What to do - Gather all lines in the records below that include the word "this".

Records from a collection of figures
━━━━━━━━

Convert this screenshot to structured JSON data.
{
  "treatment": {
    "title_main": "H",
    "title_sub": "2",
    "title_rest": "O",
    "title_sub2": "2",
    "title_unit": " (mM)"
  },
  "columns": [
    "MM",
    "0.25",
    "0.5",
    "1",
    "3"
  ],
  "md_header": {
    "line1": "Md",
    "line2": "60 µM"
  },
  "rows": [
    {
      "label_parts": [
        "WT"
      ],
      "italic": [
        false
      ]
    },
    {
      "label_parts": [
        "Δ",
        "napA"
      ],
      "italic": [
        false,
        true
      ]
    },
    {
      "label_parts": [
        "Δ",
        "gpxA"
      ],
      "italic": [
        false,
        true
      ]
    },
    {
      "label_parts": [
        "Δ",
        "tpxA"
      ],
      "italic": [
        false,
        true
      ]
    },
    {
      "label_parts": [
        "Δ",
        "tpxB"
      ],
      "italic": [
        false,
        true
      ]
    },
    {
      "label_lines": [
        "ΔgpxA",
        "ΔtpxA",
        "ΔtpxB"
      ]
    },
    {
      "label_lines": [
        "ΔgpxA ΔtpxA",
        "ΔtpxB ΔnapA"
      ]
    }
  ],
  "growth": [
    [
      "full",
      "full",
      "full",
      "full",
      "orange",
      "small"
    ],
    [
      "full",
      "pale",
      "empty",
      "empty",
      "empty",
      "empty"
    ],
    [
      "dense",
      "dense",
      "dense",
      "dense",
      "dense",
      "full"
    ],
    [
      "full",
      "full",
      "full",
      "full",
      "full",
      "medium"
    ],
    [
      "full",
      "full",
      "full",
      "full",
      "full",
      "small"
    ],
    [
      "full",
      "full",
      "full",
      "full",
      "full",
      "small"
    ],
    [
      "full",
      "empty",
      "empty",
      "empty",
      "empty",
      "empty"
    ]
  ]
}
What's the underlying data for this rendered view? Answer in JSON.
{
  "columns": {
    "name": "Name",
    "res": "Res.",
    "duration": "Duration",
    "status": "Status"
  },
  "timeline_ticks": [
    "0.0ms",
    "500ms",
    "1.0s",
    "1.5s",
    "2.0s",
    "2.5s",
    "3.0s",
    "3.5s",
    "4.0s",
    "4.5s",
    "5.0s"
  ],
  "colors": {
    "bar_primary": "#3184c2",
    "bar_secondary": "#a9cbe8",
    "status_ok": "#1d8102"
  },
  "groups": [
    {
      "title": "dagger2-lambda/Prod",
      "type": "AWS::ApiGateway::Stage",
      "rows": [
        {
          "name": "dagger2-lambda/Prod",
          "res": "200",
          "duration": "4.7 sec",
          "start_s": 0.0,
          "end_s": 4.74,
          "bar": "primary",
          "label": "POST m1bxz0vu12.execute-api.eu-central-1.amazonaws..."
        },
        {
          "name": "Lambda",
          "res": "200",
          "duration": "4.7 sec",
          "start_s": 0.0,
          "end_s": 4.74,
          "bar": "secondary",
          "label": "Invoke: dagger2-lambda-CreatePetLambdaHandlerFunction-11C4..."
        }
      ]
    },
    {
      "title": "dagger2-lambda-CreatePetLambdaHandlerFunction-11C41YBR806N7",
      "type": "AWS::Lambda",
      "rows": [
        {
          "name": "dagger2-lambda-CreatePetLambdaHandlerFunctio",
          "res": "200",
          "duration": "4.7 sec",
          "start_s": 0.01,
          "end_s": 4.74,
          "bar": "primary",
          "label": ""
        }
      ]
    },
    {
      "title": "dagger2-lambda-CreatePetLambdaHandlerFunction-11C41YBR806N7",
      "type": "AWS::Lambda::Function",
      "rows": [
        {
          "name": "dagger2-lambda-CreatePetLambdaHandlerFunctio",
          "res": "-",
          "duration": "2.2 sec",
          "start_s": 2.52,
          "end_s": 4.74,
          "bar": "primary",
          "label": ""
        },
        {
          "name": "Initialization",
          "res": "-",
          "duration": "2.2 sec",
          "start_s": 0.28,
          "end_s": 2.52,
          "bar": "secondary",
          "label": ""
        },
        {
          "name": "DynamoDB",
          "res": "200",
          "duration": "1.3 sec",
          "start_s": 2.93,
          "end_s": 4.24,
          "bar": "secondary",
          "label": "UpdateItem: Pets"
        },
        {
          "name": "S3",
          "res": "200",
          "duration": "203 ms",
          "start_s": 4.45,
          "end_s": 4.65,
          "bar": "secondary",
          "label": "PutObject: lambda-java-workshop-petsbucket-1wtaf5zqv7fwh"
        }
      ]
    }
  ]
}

━━━━━━━━

Full output -
Convert this screenshot to structured JSON data.
What's the underlying data for this rendered view? Answer in JSON.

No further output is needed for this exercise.